◆ DOCUMENT EXCERPT
------------------------

Re: Why is java consumer/producer so much faster than C++
On Thu, 26 Jul 2012 23:12:54 +0200
Luca Risolia <luca.risolia@studio.unibo.it> wrote:
On 26/07/2012 23:01, Melzzzzz wrote:
On Thu, 26 Jul 2012 22:15:33 +0200
Luca Risolia <luca.risolia@studio.unibo.it> wrote:
On 26/07/2012 21:56, Melzzzzz wrote:
f = ++f % cap_;
compiler warns about undefined behavior here.
Ouch..split that:
++f;
f %= cap_;
I corrected that already ;)
I have installed gcc-snapshot compiler
gcc version 4.8.0 20120314 (experimental) [trunk revision 185382]
(Ubuntu/Linaro 20120314-0ubuntu2)
Your timings with array assignment and rand included, are much worse
than gcc 4.6.3. Definitely something is wrong if
other thread does something else besides waiting on
spin lock.
Yes, it's worth to strace std::rand() to see what it does exactly.
Out of my curiosity, try to yield() after releasing the lock in both
put() and take():
m_.unlock();
boost::this_thread::yield(); // add this line
do you see any improvements?
I have solved your problem. Seems that your program suffers same problem
as my original version. When applied Howards algorithm to your version
I've got fastest time both for rand array assignment and without:
take a look:
(merged version with rand array assignment)
bmaxa@maxa:~/examples$ time ./consprod5
real 0m4.731s
user 0m5.164s
sys 0m2.804s
(merged version without rand array assignment,
wow this is fast ;)
bmaxa@maxa:~/examples$ time ./consprod5
real 0m2.345s
user 0m2.624s
sys 0m0.820s
code:
#include <thread>
#include <cstdlib>
#include <functional>
#include <atomic>
#include <memory>
#include <type_traits>
class spinlock_mutex {
std::atomic_flag flag = ATOMIC_FLAG_INIT;
public:
void lock() {
while (flag.test_and_set(std::memory_order_acquire)) {
std::this_thread::yield();
};
}
bool try_lock(){
if(flag.test_and_set(std::memory_order_acquire))

------------------------

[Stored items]
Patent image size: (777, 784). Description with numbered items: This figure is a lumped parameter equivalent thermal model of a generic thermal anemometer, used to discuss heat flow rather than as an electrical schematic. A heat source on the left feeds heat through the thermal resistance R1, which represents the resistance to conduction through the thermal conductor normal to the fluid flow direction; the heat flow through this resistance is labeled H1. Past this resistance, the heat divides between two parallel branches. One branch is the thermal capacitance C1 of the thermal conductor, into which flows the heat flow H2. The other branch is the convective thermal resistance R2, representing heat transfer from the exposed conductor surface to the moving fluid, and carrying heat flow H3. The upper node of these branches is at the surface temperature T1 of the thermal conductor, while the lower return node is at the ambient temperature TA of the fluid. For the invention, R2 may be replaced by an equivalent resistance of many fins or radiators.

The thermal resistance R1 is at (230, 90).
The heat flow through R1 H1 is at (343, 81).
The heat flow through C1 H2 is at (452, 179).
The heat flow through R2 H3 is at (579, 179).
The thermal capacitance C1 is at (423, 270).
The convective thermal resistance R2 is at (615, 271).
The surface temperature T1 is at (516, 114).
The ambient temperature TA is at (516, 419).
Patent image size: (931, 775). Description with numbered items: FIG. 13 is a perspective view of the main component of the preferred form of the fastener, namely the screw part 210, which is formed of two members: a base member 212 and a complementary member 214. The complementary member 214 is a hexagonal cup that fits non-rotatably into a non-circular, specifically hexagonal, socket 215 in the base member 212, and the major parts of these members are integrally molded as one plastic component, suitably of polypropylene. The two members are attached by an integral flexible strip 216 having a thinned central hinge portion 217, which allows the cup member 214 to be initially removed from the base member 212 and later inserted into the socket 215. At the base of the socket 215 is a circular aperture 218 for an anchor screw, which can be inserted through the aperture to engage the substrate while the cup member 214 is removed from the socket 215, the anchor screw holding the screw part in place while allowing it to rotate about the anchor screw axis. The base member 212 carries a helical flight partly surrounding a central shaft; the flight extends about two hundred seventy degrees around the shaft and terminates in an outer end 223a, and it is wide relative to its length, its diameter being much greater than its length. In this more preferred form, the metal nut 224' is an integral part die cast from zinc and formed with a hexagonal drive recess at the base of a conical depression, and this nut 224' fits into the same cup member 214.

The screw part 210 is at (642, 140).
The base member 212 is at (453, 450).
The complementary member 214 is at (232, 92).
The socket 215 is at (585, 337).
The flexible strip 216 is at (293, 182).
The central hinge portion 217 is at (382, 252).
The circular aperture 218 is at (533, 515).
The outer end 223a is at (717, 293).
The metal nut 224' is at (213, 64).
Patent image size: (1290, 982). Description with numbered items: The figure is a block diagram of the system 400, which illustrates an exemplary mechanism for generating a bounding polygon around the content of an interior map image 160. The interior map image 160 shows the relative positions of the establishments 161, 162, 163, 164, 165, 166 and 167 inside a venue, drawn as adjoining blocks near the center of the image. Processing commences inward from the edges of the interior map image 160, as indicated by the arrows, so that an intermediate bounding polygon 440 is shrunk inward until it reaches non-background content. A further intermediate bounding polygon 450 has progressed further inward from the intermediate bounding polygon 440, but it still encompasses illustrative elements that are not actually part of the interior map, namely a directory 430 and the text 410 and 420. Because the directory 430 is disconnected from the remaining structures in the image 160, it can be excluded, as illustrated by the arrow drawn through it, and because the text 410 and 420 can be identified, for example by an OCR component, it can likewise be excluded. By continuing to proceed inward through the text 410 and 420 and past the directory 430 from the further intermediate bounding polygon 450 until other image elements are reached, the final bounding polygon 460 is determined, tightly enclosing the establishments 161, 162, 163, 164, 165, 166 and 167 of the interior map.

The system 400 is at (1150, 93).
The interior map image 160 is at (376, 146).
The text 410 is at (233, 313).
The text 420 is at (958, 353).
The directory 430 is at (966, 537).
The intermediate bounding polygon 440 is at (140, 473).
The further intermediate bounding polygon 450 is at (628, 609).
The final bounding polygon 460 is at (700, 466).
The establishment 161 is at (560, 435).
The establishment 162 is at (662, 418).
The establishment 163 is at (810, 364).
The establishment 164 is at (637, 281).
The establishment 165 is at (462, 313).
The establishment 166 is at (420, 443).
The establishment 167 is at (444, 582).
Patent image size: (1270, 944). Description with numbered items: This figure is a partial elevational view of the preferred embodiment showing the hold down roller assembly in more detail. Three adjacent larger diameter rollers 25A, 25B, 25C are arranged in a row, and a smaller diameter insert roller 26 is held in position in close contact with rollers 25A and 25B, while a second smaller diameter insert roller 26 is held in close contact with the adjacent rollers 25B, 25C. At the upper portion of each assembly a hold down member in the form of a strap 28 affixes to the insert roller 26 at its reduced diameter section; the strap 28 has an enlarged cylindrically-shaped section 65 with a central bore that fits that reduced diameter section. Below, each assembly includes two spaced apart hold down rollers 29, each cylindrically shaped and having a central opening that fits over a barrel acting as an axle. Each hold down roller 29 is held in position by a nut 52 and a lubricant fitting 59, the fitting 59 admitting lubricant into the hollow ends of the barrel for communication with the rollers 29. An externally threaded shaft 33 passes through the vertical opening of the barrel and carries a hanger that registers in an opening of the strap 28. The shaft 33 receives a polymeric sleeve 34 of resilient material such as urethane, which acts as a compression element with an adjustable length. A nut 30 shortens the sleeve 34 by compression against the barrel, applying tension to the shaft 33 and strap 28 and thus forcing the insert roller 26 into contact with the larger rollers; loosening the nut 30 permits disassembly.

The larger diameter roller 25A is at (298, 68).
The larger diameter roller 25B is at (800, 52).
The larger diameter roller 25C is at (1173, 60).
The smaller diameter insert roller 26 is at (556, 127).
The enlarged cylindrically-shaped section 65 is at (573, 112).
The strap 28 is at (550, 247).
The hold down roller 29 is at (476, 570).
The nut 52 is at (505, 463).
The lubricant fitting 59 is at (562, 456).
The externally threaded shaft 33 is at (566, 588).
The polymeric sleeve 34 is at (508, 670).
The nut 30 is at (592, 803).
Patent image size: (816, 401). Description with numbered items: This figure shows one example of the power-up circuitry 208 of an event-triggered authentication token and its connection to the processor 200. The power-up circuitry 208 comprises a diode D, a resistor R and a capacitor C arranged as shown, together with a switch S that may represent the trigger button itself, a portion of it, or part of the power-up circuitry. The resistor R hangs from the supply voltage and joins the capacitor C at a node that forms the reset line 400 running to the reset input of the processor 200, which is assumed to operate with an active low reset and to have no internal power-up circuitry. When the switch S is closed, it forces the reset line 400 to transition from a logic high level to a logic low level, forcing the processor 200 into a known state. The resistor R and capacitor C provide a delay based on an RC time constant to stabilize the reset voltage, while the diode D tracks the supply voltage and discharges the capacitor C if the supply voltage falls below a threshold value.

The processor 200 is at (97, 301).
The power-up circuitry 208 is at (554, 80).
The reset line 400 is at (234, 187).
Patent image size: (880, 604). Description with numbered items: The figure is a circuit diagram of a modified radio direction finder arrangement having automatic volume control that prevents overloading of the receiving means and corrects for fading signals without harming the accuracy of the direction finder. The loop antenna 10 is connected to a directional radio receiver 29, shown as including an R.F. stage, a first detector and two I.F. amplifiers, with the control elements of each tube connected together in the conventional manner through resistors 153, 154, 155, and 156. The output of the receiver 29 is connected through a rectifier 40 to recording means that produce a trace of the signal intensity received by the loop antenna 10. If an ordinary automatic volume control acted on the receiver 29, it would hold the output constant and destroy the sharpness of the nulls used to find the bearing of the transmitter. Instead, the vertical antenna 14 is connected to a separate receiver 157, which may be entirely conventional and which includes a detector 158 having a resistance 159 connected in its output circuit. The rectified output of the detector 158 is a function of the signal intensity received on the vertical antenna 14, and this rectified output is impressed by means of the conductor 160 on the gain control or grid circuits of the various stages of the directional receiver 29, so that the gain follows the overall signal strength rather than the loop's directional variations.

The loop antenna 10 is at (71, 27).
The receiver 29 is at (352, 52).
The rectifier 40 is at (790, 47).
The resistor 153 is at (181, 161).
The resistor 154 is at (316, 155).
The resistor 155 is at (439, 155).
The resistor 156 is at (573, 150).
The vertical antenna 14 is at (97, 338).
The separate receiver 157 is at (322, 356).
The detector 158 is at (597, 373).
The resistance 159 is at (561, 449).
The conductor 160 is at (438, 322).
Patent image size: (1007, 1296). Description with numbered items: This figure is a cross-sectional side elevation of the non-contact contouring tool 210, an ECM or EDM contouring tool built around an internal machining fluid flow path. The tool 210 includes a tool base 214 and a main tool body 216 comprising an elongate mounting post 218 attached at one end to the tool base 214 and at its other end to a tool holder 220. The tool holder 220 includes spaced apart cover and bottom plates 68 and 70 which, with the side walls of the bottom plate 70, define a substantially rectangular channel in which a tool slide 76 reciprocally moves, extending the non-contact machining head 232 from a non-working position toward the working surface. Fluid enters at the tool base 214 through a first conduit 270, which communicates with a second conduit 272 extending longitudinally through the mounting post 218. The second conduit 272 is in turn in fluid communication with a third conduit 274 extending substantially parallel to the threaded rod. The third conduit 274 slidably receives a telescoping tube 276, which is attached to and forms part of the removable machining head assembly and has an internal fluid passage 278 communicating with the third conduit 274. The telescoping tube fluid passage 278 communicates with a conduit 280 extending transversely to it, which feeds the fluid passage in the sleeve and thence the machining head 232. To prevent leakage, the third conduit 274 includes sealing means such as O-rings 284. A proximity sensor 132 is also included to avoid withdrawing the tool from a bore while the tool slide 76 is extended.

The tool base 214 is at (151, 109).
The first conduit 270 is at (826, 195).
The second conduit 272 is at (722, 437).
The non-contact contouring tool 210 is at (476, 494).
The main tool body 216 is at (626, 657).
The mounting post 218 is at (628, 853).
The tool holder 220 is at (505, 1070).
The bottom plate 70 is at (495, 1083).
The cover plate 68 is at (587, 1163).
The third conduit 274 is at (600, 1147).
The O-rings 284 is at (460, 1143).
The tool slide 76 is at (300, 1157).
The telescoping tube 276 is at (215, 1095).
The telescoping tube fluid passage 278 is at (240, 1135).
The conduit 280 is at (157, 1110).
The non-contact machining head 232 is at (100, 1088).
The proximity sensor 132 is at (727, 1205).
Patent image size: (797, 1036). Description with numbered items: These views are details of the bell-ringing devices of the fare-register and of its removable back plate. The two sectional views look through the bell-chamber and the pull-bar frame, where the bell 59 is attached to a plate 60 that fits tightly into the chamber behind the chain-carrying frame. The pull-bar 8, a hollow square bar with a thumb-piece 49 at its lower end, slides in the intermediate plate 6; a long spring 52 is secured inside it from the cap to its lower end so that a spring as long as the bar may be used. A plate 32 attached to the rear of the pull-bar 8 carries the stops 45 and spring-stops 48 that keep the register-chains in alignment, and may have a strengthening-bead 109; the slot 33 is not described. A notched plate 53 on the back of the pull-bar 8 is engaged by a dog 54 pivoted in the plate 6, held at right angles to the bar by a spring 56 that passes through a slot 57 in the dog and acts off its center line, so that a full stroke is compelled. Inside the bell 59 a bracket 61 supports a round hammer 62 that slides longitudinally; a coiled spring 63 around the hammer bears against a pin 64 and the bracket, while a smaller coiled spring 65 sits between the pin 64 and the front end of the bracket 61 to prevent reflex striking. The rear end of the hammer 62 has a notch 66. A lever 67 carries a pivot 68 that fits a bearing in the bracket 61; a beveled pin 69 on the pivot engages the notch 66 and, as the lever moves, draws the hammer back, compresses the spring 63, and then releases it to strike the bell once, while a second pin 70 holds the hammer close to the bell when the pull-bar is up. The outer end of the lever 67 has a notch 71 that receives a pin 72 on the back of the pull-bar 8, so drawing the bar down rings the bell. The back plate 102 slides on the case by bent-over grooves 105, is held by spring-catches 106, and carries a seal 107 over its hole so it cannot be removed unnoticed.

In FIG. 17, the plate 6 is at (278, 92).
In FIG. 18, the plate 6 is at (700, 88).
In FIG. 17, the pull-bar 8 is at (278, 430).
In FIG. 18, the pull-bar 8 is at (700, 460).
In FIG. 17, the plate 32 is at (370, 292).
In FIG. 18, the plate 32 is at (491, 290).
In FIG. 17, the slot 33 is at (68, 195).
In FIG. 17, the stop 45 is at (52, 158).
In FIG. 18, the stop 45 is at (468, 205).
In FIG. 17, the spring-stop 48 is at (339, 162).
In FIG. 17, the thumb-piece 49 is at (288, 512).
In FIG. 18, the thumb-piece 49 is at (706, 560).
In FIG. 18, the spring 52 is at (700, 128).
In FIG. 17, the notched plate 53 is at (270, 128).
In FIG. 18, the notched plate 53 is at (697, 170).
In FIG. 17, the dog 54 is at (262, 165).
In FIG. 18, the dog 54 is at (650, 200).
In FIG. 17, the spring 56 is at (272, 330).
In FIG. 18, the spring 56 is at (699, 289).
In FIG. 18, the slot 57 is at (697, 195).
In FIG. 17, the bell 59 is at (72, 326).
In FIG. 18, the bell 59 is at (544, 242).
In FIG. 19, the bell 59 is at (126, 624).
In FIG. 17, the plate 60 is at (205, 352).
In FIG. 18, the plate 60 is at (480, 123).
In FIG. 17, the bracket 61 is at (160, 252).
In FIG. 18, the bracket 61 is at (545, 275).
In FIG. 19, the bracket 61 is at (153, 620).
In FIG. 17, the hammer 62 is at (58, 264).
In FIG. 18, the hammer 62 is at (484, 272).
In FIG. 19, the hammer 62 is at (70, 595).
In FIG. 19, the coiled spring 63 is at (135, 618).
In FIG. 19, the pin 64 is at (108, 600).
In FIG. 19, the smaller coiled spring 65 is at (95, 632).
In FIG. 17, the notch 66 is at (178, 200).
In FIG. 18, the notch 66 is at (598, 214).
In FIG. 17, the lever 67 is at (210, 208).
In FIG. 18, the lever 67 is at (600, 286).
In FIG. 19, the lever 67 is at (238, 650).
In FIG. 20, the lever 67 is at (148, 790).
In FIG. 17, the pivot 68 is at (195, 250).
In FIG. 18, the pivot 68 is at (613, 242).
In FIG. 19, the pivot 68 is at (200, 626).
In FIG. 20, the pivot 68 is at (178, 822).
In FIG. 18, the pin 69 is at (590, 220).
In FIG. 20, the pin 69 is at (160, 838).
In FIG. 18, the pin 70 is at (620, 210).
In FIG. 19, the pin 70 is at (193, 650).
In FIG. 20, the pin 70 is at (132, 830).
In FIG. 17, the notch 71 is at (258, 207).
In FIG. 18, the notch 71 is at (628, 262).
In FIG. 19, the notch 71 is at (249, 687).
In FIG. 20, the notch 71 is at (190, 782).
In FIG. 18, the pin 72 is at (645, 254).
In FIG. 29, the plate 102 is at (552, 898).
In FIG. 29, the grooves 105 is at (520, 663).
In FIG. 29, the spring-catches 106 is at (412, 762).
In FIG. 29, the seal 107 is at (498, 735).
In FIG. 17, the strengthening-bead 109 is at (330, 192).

------------------------

◆ EXPLORE THE MATERIAL
(a) Please quote the forum post about Java and C++ producer/consumer speed, starting at "Re: Why is java" and ending at "undefined behavior here.".
(b) Continue the forum post about Java and C++ producer/consumer speed from its last line.

◆ RESULTS IN ORDER
(a)
Re: Why is java consumer/producer so much faster than C++
On Thu, 26 Jul 2012 23:12:54 +0200
Luca Risolia <luca.risolia@studio.unibo.it> wrote:
On 26/07/2012 23:01, Melzzzzz wrote:
On Thu, 26 Jul 2012 22:15:33 +0200
Luca Risolia <luca.risolia@studio.unibo.it> wrote:
On 26/07/2012 21:56, Melzzzzz wrote:
f = ++f % cap_;
compiler warns about undefined behavior here.

(b)
return false;
else
return true;
}
void unlock() {
flag.clear(std::memory_order_release);
}
};
template <class T, class A = std::allocator<T >>
class BlockingQueue {
const std::size_t cap_;
A alloc_;
T* queue_;
std::size_t n = 0, b = 0 , f = 0;
spinlock_mutex m_;
public:
BlockingQueue(const std::size_t cap, const A& alloc = A())
: cap_(cap), alloc_(alloc), queue_(alloc_.allocate(cap)) { }
~BlockingQueue() {
alloc_.deallocate(queue_, cap_);
}
static_assert(std::is_nothrow_move_constructible<T>::value,
"BlockingQueue cannot be exception-safe");
void put(T t) {
bool locked = m_.try_lock();
int retry = 0;
while(!locked)
{
if(n > cap_ / 4 && ++retry < 1000)
{
std::this_thread::yield();
}
else
{
locked = m_.try_lock();
}
}
alloc_.construct(&queue_[f], std::move(t));
++f;
if(f == cap_)f = 0;
++n;
m_.unlock();
}
T take() {
bool locked = m_.try_lock();
int retry = 0;
while(!locked)
{
if(n < 3 * cap_ / 4 && ++retry < 1000)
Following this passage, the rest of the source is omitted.